• [Your goal]: Wherever the word "Наилович" appears in a line, extract that line.

• [Given entries]:

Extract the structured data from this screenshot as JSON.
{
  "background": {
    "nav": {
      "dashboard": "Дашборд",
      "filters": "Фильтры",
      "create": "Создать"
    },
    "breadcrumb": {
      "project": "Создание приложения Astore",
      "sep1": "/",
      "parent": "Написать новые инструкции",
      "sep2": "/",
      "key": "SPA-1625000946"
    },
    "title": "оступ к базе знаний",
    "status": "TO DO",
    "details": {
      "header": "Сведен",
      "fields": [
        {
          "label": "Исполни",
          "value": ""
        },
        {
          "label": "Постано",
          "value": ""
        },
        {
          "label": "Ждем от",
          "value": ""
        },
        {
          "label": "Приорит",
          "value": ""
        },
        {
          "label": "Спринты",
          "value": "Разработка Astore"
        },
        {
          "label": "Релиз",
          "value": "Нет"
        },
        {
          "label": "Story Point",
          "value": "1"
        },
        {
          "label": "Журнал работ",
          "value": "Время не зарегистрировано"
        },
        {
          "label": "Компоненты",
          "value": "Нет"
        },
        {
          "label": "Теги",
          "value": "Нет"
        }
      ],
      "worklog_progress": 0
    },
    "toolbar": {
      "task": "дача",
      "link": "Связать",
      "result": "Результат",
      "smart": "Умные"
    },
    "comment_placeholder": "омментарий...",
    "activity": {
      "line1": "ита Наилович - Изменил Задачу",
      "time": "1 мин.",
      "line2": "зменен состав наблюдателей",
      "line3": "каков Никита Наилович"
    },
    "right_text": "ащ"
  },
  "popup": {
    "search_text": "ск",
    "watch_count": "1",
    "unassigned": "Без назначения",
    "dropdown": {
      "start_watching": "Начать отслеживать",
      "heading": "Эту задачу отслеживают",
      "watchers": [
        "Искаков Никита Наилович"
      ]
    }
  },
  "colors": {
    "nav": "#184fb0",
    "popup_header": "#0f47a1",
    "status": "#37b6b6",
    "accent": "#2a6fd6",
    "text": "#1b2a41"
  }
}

• [Solution]:
      "line1": "ита Наилович - Изменил Задачу",
      "line3": "каков Никита Наилович"
        "Искаков Никита Наилович"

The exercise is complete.